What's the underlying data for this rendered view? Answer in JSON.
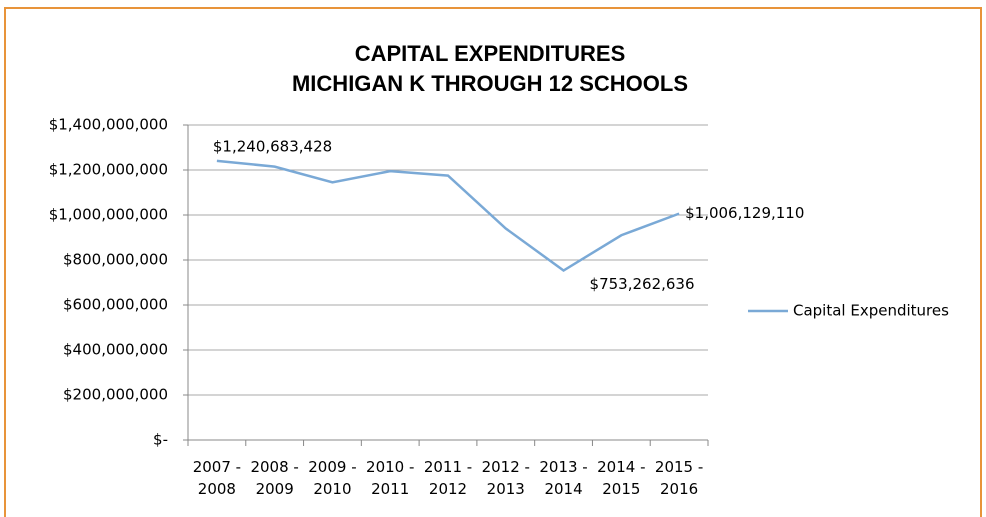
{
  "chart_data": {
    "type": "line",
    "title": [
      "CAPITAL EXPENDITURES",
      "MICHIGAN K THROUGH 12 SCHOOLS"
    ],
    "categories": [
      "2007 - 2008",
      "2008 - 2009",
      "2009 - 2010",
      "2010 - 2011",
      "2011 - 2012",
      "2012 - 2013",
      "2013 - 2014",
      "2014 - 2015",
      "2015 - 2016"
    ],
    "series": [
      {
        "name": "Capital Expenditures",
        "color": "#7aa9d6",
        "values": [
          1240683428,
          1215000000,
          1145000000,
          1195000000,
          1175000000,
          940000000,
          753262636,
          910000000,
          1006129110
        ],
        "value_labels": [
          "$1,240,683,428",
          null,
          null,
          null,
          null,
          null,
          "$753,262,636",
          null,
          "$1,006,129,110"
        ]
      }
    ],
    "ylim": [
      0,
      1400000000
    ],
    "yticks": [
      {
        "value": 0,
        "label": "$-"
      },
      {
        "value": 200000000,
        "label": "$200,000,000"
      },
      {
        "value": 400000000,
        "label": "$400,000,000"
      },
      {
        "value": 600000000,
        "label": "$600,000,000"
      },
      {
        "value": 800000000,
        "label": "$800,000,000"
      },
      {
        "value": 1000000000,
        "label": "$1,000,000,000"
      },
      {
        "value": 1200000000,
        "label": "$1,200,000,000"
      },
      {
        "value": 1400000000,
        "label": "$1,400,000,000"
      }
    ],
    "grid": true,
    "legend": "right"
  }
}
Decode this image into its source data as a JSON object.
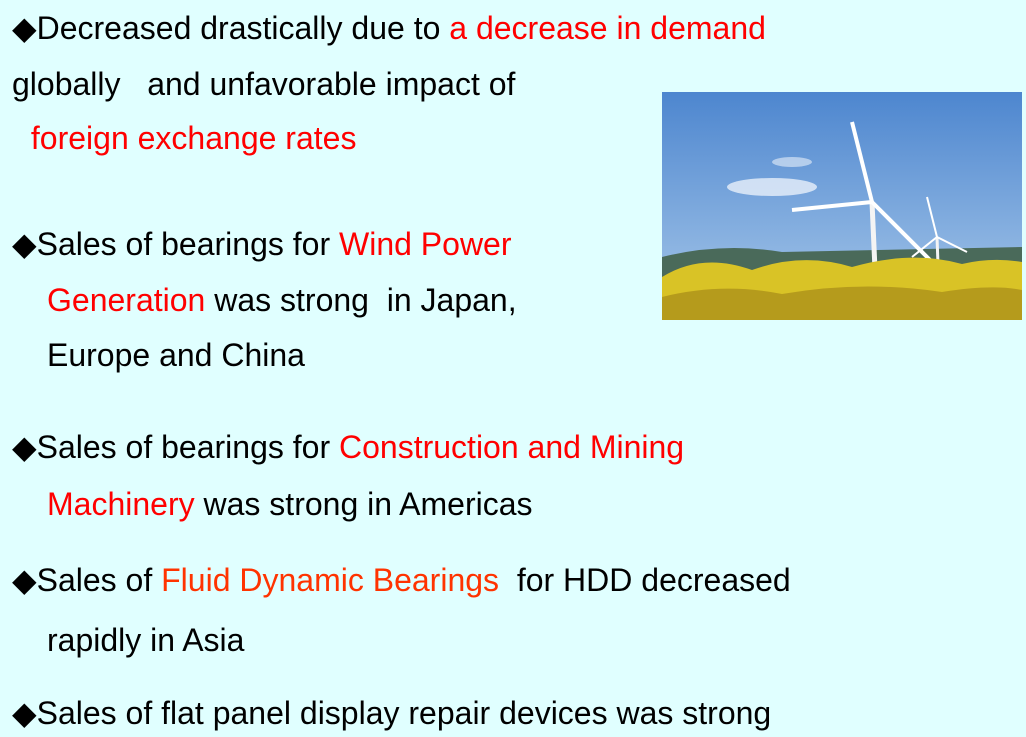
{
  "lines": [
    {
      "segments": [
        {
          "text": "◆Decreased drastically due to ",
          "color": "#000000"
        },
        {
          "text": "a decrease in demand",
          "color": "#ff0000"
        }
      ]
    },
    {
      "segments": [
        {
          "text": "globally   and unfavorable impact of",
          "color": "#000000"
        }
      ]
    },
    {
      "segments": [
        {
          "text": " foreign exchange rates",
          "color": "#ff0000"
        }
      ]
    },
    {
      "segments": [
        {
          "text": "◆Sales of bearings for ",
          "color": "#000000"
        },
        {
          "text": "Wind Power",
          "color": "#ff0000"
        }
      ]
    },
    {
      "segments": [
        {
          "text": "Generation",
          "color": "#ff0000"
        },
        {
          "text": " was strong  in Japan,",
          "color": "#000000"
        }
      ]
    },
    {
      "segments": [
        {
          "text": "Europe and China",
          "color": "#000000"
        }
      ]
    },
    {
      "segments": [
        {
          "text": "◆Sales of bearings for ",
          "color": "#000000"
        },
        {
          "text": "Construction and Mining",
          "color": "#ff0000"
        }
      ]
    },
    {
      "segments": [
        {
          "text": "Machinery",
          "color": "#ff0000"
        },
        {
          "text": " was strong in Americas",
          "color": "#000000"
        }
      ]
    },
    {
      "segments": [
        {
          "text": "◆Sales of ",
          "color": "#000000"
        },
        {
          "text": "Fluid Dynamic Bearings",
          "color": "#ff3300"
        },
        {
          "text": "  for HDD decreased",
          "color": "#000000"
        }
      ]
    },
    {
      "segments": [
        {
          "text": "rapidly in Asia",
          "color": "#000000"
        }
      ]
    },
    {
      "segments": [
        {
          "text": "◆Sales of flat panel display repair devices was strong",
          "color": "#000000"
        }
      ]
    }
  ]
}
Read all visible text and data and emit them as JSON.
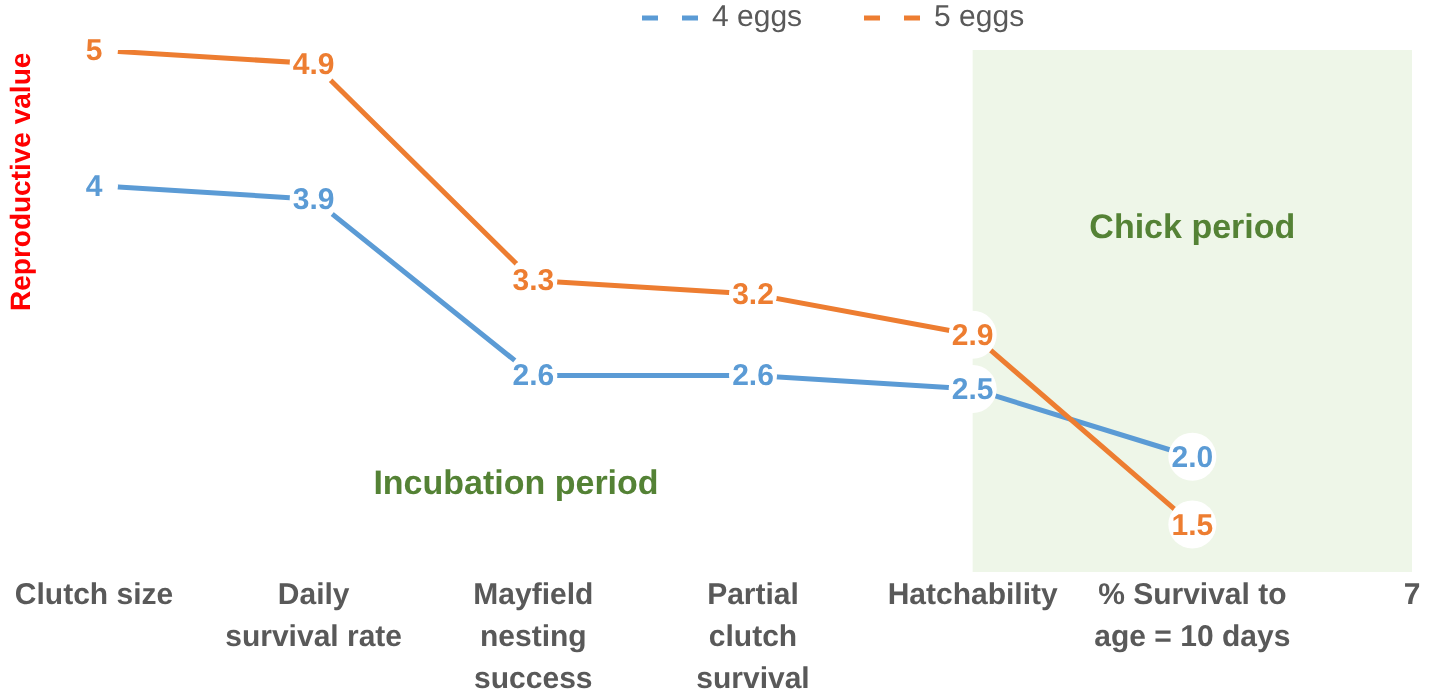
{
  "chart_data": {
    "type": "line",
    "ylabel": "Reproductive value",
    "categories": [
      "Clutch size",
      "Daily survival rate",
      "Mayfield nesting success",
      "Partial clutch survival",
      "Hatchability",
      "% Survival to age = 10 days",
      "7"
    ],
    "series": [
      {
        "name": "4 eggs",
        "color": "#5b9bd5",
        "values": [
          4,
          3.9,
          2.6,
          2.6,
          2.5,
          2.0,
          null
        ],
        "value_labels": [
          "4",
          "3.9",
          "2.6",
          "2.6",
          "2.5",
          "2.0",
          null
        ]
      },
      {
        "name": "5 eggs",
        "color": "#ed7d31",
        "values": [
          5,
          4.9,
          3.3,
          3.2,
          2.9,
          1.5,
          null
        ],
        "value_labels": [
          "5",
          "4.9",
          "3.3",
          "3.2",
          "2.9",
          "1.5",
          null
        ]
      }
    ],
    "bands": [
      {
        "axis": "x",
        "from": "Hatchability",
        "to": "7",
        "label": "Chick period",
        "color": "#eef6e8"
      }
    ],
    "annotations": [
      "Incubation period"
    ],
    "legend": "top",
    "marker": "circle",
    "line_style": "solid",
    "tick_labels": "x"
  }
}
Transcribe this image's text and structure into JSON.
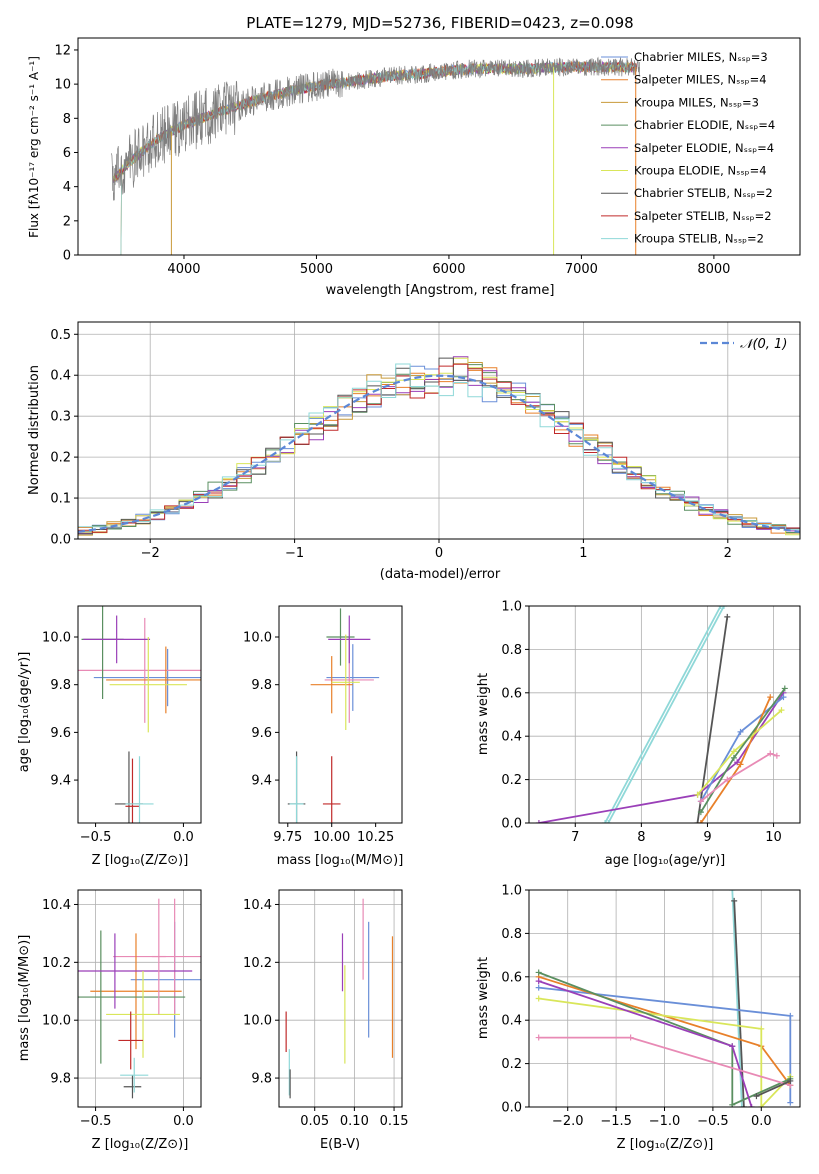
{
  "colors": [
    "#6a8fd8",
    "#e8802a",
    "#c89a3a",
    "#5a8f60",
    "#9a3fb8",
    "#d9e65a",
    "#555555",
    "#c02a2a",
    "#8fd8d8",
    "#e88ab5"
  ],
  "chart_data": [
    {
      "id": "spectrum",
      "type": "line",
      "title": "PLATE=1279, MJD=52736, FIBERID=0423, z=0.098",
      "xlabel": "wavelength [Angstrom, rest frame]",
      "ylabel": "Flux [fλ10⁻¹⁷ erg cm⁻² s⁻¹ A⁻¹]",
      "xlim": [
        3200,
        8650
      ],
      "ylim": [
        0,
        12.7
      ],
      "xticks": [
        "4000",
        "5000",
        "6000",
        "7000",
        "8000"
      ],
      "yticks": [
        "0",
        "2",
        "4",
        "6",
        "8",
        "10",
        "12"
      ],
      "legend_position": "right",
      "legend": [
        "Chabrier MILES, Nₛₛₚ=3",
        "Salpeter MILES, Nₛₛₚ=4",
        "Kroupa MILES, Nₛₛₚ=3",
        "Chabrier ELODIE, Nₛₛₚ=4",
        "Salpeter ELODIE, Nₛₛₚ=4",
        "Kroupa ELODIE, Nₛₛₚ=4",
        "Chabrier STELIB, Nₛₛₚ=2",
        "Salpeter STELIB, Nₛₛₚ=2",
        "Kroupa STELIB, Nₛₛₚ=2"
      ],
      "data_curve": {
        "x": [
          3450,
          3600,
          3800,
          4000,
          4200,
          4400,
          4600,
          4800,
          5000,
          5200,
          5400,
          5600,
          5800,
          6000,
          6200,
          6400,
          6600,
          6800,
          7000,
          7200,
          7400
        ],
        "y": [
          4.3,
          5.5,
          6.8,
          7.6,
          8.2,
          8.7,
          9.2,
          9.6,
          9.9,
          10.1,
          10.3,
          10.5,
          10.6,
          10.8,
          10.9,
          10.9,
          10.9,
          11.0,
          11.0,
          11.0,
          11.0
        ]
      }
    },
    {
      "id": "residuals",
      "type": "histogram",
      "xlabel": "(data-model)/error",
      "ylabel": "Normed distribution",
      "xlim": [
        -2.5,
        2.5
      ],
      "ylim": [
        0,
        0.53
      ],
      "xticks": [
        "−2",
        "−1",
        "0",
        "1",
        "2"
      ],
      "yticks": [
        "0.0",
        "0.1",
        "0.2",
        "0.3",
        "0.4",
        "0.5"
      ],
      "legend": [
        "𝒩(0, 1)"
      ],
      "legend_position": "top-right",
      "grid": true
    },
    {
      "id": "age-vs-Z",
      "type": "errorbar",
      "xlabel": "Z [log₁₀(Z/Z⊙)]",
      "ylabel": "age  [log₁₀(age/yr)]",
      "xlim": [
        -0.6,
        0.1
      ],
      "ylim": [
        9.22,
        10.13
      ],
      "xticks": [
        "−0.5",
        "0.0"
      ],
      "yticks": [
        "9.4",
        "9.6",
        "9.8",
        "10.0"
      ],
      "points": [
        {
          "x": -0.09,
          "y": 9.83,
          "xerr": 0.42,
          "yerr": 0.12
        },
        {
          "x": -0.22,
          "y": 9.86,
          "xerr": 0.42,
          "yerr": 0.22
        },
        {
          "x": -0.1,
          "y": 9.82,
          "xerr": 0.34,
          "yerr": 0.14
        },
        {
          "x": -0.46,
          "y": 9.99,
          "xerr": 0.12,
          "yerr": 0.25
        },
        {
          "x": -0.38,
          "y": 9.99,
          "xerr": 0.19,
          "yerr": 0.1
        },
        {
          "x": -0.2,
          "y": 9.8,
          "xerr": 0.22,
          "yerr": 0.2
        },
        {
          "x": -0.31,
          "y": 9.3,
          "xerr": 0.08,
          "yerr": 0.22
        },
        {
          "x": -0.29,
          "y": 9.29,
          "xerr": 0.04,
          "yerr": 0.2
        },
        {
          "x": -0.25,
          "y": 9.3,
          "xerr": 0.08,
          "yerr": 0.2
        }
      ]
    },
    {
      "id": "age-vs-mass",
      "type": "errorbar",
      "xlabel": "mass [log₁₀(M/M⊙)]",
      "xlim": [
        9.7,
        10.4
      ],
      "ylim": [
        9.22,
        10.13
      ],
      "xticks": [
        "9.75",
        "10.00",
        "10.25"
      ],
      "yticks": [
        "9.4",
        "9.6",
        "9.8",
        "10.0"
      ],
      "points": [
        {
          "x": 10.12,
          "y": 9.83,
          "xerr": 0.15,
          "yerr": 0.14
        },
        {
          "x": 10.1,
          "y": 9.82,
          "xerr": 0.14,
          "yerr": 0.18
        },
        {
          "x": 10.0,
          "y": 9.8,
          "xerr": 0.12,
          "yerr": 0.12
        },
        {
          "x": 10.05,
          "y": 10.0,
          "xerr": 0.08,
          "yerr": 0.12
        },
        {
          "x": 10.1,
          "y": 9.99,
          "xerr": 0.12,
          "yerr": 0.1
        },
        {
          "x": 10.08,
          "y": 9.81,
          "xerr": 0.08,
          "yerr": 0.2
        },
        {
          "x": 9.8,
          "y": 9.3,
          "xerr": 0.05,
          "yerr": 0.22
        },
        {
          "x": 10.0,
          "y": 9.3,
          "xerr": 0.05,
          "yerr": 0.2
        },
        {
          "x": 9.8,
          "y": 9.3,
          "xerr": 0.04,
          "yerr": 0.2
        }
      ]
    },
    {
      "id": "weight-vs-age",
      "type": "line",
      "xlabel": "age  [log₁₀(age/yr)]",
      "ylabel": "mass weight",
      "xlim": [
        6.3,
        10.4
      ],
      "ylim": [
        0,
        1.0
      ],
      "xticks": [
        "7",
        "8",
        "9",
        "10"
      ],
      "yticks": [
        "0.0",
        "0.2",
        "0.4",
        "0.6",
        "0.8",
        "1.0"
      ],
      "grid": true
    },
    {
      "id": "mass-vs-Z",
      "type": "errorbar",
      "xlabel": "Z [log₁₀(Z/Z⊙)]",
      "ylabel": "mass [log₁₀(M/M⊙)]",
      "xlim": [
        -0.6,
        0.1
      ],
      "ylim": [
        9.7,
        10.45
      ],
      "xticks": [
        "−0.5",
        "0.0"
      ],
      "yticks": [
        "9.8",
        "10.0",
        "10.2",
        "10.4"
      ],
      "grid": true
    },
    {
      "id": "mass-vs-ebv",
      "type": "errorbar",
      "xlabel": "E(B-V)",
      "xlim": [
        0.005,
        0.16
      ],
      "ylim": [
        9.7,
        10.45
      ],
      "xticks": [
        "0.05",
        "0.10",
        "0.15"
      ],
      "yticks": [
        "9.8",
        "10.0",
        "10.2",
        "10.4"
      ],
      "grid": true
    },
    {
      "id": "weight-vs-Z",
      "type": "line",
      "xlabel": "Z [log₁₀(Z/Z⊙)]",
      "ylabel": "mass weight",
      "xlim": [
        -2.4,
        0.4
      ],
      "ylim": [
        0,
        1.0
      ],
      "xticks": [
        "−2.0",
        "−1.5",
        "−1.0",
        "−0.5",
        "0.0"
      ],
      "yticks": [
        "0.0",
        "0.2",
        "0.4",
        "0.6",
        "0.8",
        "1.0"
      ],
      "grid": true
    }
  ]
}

= = =

# What is expected
The answer is the number of lines in the preceding material that hold "period"; write that number and nothing else.

# Result
2